Data entries
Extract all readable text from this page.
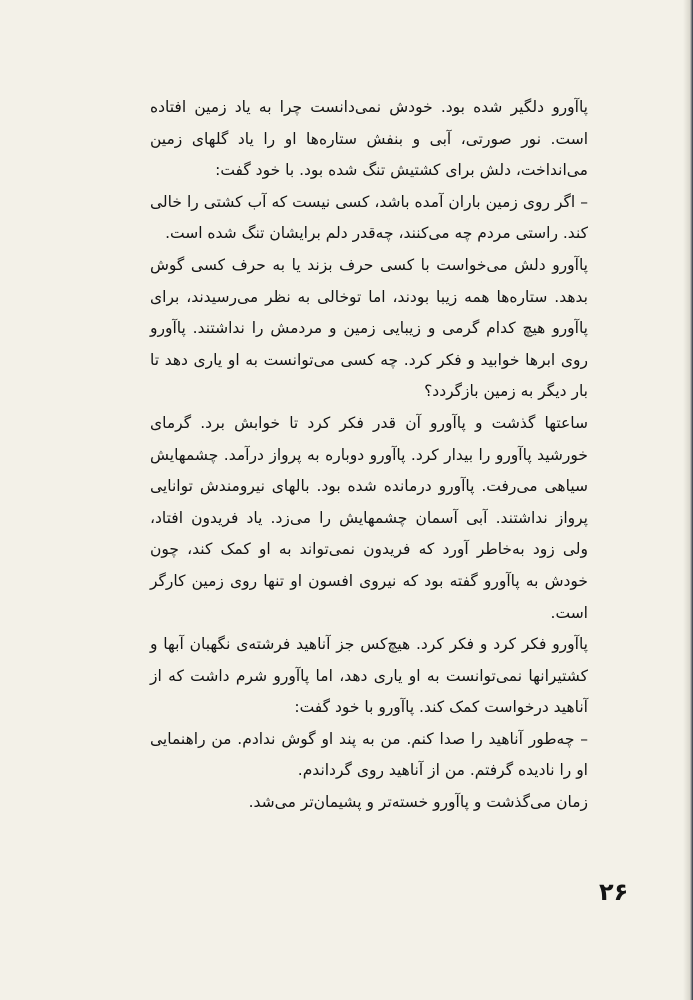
پاآورو دلگیر شده بود. خودش نمی‌دانست چرا به یاد زمین افتاده است. نور صورتی، آبی و بنفش ستاره‌ها او را یاد گلهای زمین می‌انداخت، دلش برای کشتیش تنگ شده بود. با خود گفت:

– اگر روی زمین باران آمده باشد، کسی نیست که آب کشتی را خالی کند. راستی مردم چه می‌کنند، چه‌قدر دلم برایشان تنگ شده است.

پاآورو دلش می‌خواست با کسی حرف بزند یا به حرف کسی گوش بدهد. ستاره‌ها همه زیبا بودند، اما توخالی به نظر می‌رسیدند، برای پاآورو هیچ کدام گرمی و زیبایی زمین و مردمش را نداشتند. پاآورو روی ابرها خوابید و فکر کرد. چه کسی می‌توانست به او یاری دهد تا بار دیگر به زمین بازگردد؟

ساعتها گذشت و پاآورو آن قدر فکر کرد تا خوابش برد. گرمای خورشید پاآورو را بیدار کرد. پاآورو دوباره به پرواز درآمد. چشمهایش سیاهی می‌رفت. پاآورو درمانده شده بود. بالهای نیرومندش توانایی پرواز نداشتند. آبی آسمان چشمهایش را می‌زد. یاد فریدون افتاد، ولی زود به‌خاطر آورد که فریدون نمی‌تواند به او کمک کند، چون خودش به پاآورو گفته بود که نیروی افسون او تنها روی زمین کارگر است.

پاآورو فکر کرد و فکر کرد. هیچ‌کس جز آناهید فرشته‌ی نگهبان آبها و کشتیرانها نمی‌توانست به او یاری دهد، اما پاآورو شرم داشت که از آناهید درخواست کمک کند. پاآورو با خود گفت:

– چه‌طور آناهید را صدا کنم. من به پند او گوش ندادم. من راهنمایی او را نادیده گرفتم. من از آناهید روی گرداندم.

زمان می‌گذشت و پاآورو خسته‌تر و پشیمان‌تر می‌شد.

۲۶
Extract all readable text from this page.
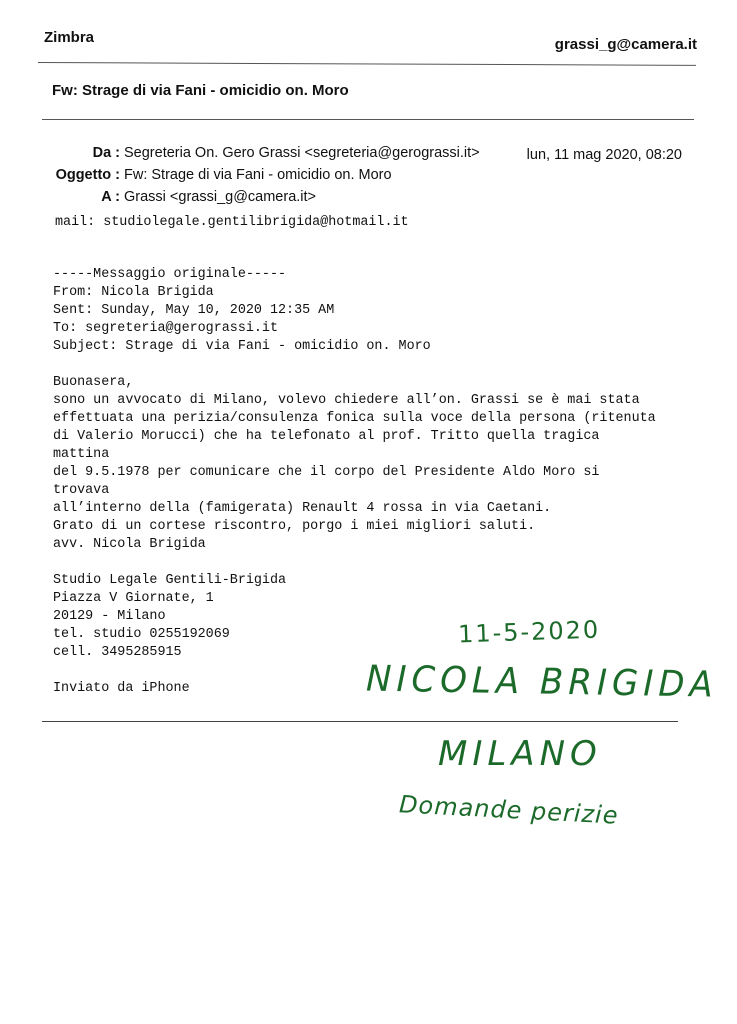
Zimbra	grassi_g@camera.it
Fw: Strage di via Fani - omicidio on. Moro
Da : Segreteria On. Gero Grassi <segreteria@gerograssi.it>	lun, 11 mag 2020, 08:20
Oggetto : Fw: Strage di via Fani - omicidio on. Moro
A : Grassi <grassi_g@camera.it>
mail: studiolegale.gentilibrigida@hotmail.it
-----Messaggio originale-----
From: Nicola Brigida
Sent: Sunday, May 10, 2020 12:35 AM
To: segreteria@gerograssi.it
Subject: Strage di via Fani - omicidio on. Moro
Buonasera,
sono un avvocato di Milano, volevo chiedere all’on. Grassi se è mai stata
effettuata una perizia/consulenza fonica sulla voce della persona (ritenuta
di Valerio Morucci) che ha telefonato al prof. Tritto quella tragica
mattina
del 9.5.1978 per comunicare che il corpo del Presidente Aldo Moro si
trovava
all’interno della (famigerata) Renault 4 rossa in via Caetani.
Grato di un cortese riscontro, porgo i miei migliori saluti.
avv. Nicola Brigida
Studio Legale Gentili-Brigida
Piazza V Giornate, 1
20129 - Milano
tel. studio 0255192069
cell. 3495285915
Inviato da iPhone
11-5-2020
NICOLA BRIGIDA
MILANO
Domande perizie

__To do__: Reproduce each entry precisely. Leave the pictures out.

__Expected answer__:
Extract all readable text from this page.
پاآورو دلگیر شده بود. خودش نمی‌دانست چرا به یاد زمین افتاده است. نور صورتی، آبی و بنفش ستاره‌ها او را یاد گلهای زمین می‌انداخت، دلش برای کشتیش تنگ شده بود. با خود گفت:

– اگر روی زمین باران آمده باشد، کسی نیست که آب کشتی را خالی کند. راستی مردم چه می‌کنند، چه‌قدر دلم برایشان تنگ شده است.

پاآورو دلش می‌خواست با کسی حرف بزند یا به حرف کسی گوش بدهد. ستاره‌ها همه زیبا بودند، اما توخالی به نظر می‌رسیدند، برای پاآورو هیچ کدام گرمی و زیبایی زمین و مردمش را نداشتند. پاآورو روی ابرها خوابید و فکر کرد. چه کسی می‌توانست به او یاری دهد تا بار دیگر به زمین بازگردد؟

ساعتها گذشت و پاآورو آن قدر فکر کرد تا خوابش برد. گرمای خورشید پاآورو را بیدار کرد. پاآورو دوباره به پرواز درآمد. چشمهایش سیاهی می‌رفت. پاآورو درمانده شده بود. بالهای نیرومندش توانایی پرواز نداشتند. آبی آسمان چشمهایش را می‌زد. یاد فریدون افتاد، ولی زود به‌خاطر آورد که فریدون نمی‌تواند به او کمک کند، چون خودش به پاآورو گفته بود که نیروی افسون او تنها روی زمین کارگر است.

پاآورو فکر کرد و فکر کرد. هیچ‌کس جز آناهید فرشته‌ی نگهبان آبها و کشتیرانها نمی‌توانست به او یاری دهد، اما پاآورو شرم داشت که از آناهید درخواست کمک کند. پاآورو با خود گفت:

– چه‌طور آناهید را صدا کنم. من به پند او گوش ندادم. من راهنمایی او را نادیده گرفتم. من از آناهید روی گرداندم.

زمان می‌گذشت و پاآورو خسته‌تر و پشیمان‌تر می‌شد.

۲۶
Extract all readable text from this page.
Zimbra	grassi_g@camera.it
Fw: Strage di via Fani - omicidio on. Moro
Da : Segreteria On. Gero Grassi <segreteria@gerograssi.it>	lun, 11 mag 2020, 08:20
Oggetto : Fw: Strage di via Fani - omicidio on. Moro
A : Grassi <grassi_g@camera.it>
mail: studiolegale.gentilibrigida@hotmail.it
-----Messaggio originale-----
From: Nicola Brigida
Sent: Sunday, May 10, 2020 12:35 AM
To: segreteria@gerograssi.it
Subject: Strage di via Fani - omicidio on. Moro
Buonasera,
sono un avvocato di Milano, volevo chiedere all’on. Grassi se è mai stata
effettuata una perizia/consulenza fonica sulla voce della persona (ritenuta
di Valerio Morucci) che ha telefonato al prof. Tritto quella tragica
mattina
del 9.5.1978 per comunicare che il corpo del Presidente Aldo Moro si
trovava
all’interno della (famigerata) Renault 4 rossa in via Caetani.
Grato di un cortese riscontro, porgo i miei migliori saluti.
avv. Nicola Brigida
Studio Legale Gentili-Brigida
Piazza V Giornate, 1
20129 - Milano
tel. studio 0255192069
cell. 3495285915
Inviato da iPhone
11-5-2020
NICOLA BRIGIDA
MILANO
Domande perizie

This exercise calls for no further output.